■ Provided information:

* * * *

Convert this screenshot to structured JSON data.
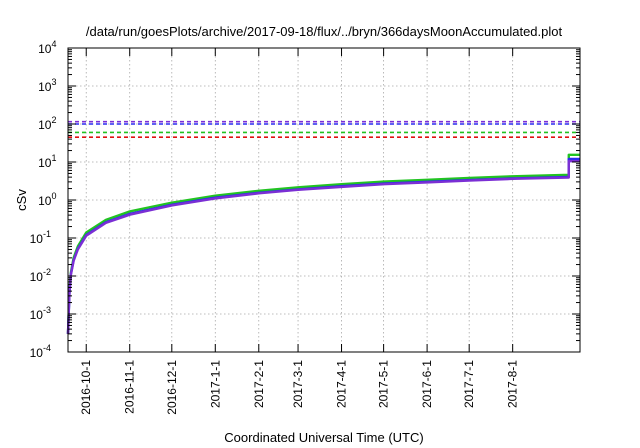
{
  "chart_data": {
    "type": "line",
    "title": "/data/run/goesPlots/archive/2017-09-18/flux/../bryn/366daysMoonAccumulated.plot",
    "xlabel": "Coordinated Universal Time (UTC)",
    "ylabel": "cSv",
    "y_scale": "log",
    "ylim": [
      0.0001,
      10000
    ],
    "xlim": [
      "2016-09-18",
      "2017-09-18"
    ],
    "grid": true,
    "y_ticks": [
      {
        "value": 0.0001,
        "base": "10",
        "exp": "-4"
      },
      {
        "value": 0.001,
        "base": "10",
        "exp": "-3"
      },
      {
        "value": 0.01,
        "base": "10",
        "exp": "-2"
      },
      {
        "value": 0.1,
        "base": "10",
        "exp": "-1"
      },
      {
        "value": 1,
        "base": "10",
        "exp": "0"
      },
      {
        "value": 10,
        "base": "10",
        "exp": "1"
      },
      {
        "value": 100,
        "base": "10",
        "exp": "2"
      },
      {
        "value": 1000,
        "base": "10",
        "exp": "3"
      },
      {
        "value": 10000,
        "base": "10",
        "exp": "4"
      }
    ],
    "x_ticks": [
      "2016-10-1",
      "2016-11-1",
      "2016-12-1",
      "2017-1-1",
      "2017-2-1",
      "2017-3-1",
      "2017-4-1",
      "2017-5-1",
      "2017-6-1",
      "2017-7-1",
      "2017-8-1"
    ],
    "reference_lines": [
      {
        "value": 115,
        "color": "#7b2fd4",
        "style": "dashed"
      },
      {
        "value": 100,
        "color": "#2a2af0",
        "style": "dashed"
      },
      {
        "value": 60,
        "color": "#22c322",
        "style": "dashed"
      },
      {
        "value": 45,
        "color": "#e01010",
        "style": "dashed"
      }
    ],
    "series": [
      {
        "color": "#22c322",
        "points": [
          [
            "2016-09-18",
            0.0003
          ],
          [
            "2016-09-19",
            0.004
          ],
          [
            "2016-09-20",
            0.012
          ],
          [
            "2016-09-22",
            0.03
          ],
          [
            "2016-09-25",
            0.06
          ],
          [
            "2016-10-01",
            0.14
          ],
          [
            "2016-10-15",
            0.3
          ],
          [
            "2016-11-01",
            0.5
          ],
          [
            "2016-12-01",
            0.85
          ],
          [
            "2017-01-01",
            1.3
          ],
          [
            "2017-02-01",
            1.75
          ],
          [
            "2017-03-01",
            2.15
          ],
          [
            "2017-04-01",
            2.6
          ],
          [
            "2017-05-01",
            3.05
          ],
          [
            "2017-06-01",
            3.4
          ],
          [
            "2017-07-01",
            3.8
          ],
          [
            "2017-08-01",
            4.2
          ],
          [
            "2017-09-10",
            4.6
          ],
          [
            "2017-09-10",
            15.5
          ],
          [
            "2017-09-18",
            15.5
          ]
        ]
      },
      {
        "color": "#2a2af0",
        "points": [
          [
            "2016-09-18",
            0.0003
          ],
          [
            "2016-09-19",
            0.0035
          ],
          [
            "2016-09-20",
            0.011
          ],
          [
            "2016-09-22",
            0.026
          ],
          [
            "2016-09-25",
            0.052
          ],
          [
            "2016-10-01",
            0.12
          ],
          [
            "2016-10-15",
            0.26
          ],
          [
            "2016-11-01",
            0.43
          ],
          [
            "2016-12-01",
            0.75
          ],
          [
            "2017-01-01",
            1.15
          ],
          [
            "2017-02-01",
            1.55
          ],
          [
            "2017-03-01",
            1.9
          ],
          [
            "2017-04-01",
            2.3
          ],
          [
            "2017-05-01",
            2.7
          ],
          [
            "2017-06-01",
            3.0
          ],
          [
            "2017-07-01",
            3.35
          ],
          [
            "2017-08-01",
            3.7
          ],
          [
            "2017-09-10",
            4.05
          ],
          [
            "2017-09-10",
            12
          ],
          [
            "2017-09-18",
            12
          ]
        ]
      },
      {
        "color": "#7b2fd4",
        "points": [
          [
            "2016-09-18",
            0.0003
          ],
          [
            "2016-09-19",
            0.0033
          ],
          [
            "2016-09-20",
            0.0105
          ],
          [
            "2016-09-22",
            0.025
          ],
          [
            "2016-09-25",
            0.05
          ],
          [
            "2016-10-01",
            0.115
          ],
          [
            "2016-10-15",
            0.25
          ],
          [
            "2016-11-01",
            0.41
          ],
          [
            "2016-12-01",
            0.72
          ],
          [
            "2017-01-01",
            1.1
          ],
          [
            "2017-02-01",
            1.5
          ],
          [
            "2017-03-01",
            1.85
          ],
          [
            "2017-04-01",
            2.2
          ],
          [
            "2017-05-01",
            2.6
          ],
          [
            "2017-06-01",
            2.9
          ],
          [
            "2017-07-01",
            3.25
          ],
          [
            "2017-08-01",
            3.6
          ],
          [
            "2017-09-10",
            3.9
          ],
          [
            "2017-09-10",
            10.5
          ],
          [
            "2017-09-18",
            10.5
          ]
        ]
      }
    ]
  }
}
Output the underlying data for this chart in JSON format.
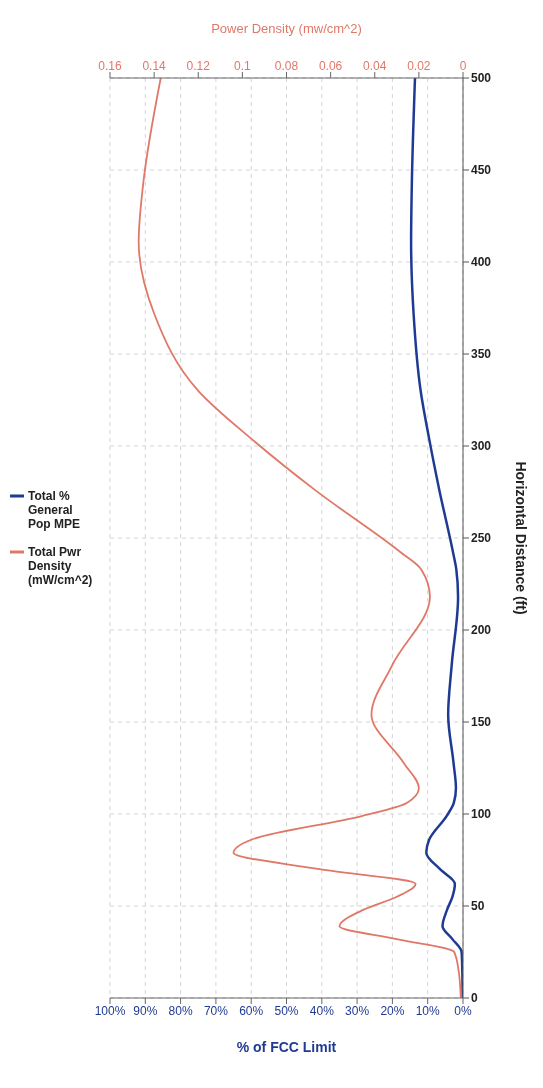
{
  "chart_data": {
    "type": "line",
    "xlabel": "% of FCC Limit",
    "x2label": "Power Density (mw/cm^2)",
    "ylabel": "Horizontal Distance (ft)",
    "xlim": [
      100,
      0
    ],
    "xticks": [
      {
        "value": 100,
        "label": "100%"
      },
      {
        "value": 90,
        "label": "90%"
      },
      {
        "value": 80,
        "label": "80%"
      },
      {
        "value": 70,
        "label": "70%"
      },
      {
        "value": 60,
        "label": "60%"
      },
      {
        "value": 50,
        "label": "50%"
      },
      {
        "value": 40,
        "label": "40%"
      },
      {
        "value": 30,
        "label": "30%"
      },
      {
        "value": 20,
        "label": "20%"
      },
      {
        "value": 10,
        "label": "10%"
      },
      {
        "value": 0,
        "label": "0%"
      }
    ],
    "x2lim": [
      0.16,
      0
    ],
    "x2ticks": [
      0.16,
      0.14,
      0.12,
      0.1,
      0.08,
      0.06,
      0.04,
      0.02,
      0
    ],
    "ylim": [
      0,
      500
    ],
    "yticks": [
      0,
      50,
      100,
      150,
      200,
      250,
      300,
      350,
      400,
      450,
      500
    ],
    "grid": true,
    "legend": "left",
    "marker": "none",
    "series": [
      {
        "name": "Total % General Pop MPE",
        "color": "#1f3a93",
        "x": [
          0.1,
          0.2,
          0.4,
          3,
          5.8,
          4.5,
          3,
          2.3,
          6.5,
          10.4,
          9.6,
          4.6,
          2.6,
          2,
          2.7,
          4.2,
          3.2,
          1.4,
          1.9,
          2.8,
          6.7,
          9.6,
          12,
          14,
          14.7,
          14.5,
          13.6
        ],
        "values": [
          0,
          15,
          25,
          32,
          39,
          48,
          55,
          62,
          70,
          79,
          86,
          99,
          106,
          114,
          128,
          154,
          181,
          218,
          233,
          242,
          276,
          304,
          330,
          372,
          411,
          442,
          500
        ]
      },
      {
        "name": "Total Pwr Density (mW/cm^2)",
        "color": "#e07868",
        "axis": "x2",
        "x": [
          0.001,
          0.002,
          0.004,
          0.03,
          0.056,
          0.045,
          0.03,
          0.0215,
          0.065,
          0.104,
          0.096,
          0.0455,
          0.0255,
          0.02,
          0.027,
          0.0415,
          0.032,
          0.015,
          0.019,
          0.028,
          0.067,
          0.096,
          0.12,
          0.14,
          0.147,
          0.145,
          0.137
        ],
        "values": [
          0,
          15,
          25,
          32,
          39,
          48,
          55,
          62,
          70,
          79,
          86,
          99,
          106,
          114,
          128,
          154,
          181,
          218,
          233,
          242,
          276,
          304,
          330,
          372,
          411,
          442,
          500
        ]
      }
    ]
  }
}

* * * *

■ Goal: Identify the lines above with the word "ylabel". Copy them.

■ Reply to the exercise:
    "ylabel": "cSv",
    "ylabel": "Horizontal Distance (ft)",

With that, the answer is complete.